**Required work:**
Below are entries to be transcribed exactly; exclude the pictures from the copy.

>> BEGIN Available data

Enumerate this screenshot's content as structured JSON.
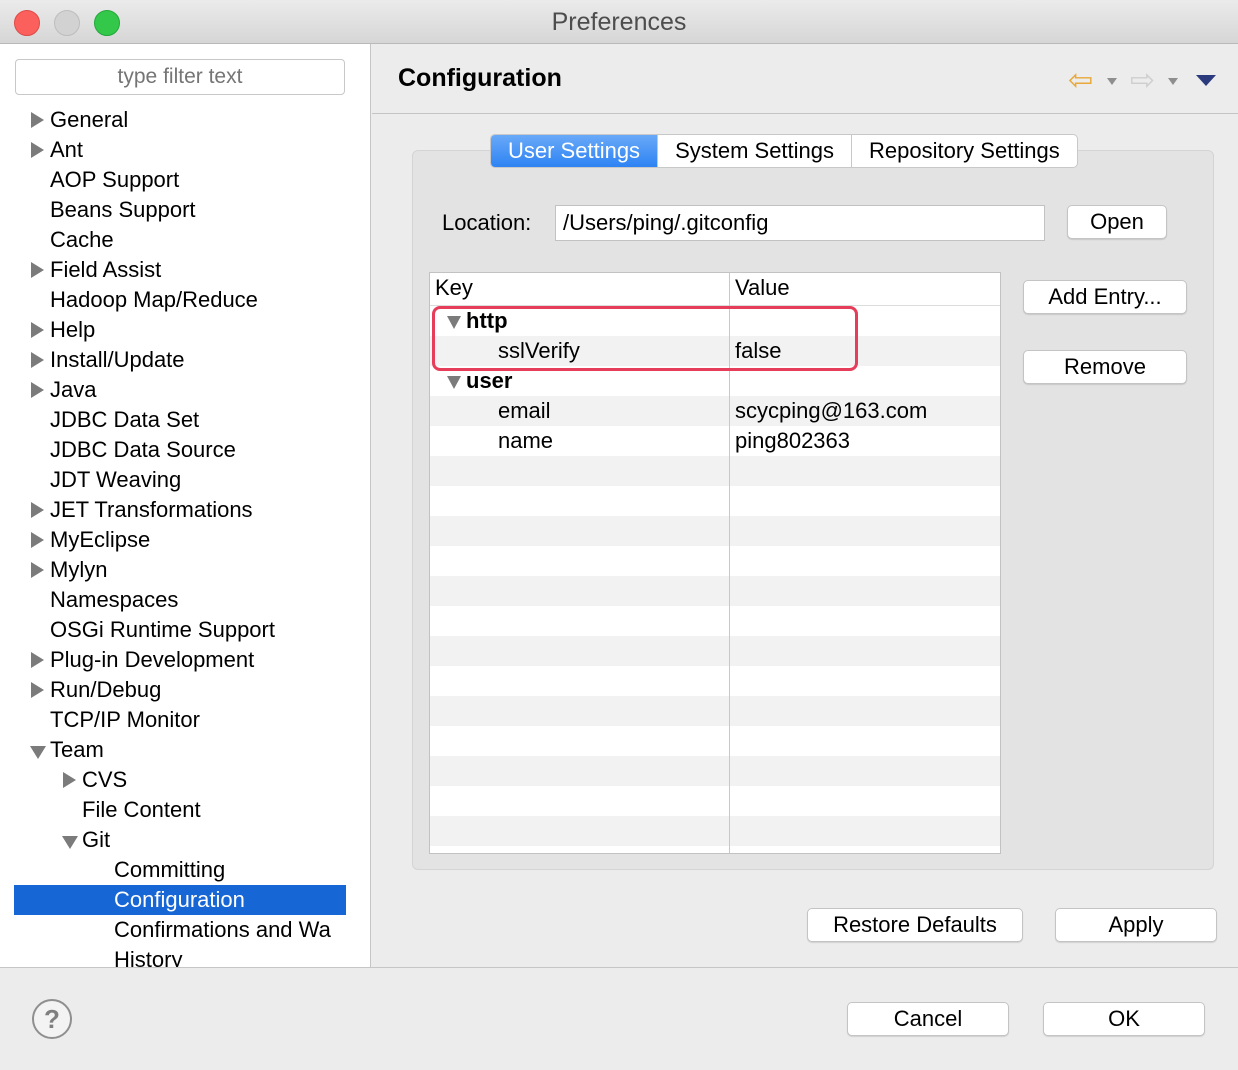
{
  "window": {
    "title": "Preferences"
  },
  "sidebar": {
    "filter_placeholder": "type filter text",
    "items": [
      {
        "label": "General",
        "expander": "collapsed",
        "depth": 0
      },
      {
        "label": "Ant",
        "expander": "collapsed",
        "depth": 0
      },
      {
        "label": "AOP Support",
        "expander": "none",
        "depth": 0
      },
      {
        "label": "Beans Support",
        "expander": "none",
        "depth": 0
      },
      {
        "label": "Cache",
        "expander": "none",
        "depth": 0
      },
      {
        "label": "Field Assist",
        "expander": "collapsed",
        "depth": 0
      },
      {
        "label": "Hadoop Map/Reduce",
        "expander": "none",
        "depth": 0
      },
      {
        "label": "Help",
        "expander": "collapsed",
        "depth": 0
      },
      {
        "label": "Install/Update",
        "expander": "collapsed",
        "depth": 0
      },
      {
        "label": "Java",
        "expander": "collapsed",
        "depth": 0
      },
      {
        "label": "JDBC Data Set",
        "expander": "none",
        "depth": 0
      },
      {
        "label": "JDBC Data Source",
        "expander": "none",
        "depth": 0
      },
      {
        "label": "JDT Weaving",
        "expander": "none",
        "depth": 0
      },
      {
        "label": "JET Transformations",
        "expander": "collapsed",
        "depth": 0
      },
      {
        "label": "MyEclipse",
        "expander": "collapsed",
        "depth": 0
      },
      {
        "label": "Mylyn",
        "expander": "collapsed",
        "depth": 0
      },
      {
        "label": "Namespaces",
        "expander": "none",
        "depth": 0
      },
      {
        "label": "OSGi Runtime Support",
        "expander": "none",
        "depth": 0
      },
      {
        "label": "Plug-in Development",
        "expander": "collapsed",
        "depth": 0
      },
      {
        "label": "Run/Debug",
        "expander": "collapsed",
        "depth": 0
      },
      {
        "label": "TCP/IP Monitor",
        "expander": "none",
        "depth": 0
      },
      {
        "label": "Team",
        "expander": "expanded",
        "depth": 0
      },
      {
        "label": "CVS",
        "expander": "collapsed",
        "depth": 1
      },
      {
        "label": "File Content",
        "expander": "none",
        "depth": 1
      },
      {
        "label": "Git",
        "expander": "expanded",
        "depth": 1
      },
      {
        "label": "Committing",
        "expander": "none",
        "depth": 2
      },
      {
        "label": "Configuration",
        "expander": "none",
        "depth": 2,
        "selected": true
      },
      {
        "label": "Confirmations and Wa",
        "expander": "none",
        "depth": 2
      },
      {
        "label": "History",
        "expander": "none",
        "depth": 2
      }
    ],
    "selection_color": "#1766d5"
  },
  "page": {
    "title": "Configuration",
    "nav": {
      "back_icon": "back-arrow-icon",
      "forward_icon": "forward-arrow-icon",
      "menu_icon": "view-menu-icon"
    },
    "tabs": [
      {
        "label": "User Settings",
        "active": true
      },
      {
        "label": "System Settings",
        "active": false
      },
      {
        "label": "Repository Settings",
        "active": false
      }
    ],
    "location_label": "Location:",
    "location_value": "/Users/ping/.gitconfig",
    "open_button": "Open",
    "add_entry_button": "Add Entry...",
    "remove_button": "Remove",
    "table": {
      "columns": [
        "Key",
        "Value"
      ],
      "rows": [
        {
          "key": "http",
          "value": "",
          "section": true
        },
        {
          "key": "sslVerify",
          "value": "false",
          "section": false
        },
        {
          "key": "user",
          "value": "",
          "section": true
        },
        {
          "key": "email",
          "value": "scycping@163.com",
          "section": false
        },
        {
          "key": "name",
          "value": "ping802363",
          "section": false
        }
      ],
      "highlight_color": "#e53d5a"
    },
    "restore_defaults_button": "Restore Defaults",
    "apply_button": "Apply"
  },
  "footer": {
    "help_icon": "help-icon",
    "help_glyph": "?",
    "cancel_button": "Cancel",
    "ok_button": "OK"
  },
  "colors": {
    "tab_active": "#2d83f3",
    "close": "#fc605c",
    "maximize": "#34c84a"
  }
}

>> END Available data

**Solution to the exercise:**
Enumerate this screenshot's content as structured JSON.
{
  "window": {
    "title": "Preferences"
  },
  "sidebar": {
    "filter_placeholder": "type filter text",
    "items": [
      {
        "label": "General",
        "expander": "collapsed",
        "depth": 0
      },
      {
        "label": "Ant",
        "expander": "collapsed",
        "depth": 0
      },
      {
        "label": "AOP Support",
        "expander": "none",
        "depth": 0
      },
      {
        "label": "Beans Support",
        "expander": "none",
        "depth": 0
      },
      {
        "label": "Cache",
        "expander": "none",
        "depth": 0
      },
      {
        "label": "Field Assist",
        "expander": "collapsed",
        "depth": 0
      },
      {
        "label": "Hadoop Map/Reduce",
        "expander": "none",
        "depth": 0
      },
      {
        "label": "Help",
        "expander": "collapsed",
        "depth": 0
      },
      {
        "label": "Install/Update",
        "expander": "collapsed",
        "depth": 0
      },
      {
        "label": "Java",
        "expander": "collapsed",
        "depth": 0
      },
      {
        "label": "JDBC Data Set",
        "expander": "none",
        "depth": 0
      },
      {
        "label": "JDBC Data Source",
        "expander": "none",
        "depth": 0
      },
      {
        "label": "JDT Weaving",
        "expander": "none",
        "depth": 0
      },
      {
        "label": "JET Transformations",
        "expander": "collapsed",
        "depth": 0
      },
      {
        "label": "MyEclipse",
        "expander": "collapsed",
        "depth": 0
      },
      {
        "label": "Mylyn",
        "expander": "collapsed",
        "depth": 0
      },
      {
        "label": "Namespaces",
        "expander": "none",
        "depth": 0
      },
      {
        "label": "OSGi Runtime Support",
        "expander": "none",
        "depth": 0
      },
      {
        "label": "Plug-in Development",
        "expander": "collapsed",
        "depth": 0
      },
      {
        "label": "Run/Debug",
        "expander": "collapsed",
        "depth": 0
      },
      {
        "label": "TCP/IP Monitor",
        "expander": "none",
        "depth": 0
      },
      {
        "label": "Team",
        "expander": "expanded",
        "depth": 0
      },
      {
        "label": "CVS",
        "expander": "collapsed",
        "depth": 1
      },
      {
        "label": "File Content",
        "expander": "none",
        "depth": 1
      },
      {
        "label": "Git",
        "expander": "expanded",
        "depth": 1
      },
      {
        "label": "Committing",
        "expander": "none",
        "depth": 2
      },
      {
        "label": "Configuration",
        "expander": "none",
        "depth": 2,
        "selected": true
      },
      {
        "label": "Confirmations and Wa",
        "expander": "none",
        "depth": 2
      },
      {
        "label": "History",
        "expander": "none",
        "depth": 2
      }
    ],
    "selection_color": "#1766d5"
  },
  "page": {
    "title": "Configuration",
    "nav": {
      "back_icon": "back-arrow-icon",
      "forward_icon": "forward-arrow-icon",
      "menu_icon": "view-menu-icon"
    },
    "tabs": [
      {
        "label": "User Settings",
        "active": true
      },
      {
        "label": "System Settings",
        "active": false
      },
      {
        "label": "Repository Settings",
        "active": false
      }
    ],
    "location_label": "Location:",
    "location_value": "/Users/ping/.gitconfig",
    "open_button": "Open",
    "add_entry_button": "Add Entry...",
    "remove_button": "Remove",
    "table": {
      "columns": [
        "Key",
        "Value"
      ],
      "rows": [
        {
          "key": "http",
          "value": "",
          "section": true
        },
        {
          "key": "sslVerify",
          "value": "false",
          "section": false
        },
        {
          "key": "user",
          "value": "",
          "section": true
        },
        {
          "key": "email",
          "value": "scycping@163.com",
          "section": false
        },
        {
          "key": "name",
          "value": "ping802363",
          "section": false
        }
      ],
      "highlight_color": "#e53d5a"
    },
    "restore_defaults_button": "Restore Defaults",
    "apply_button": "Apply"
  },
  "footer": {
    "help_icon": "help-icon",
    "help_glyph": "?",
    "cancel_button": "Cancel",
    "ok_button": "OK"
  },
  "colors": {
    "tab_active": "#2d83f3",
    "close": "#fc605c",
    "maximize": "#34c84a"
  }
}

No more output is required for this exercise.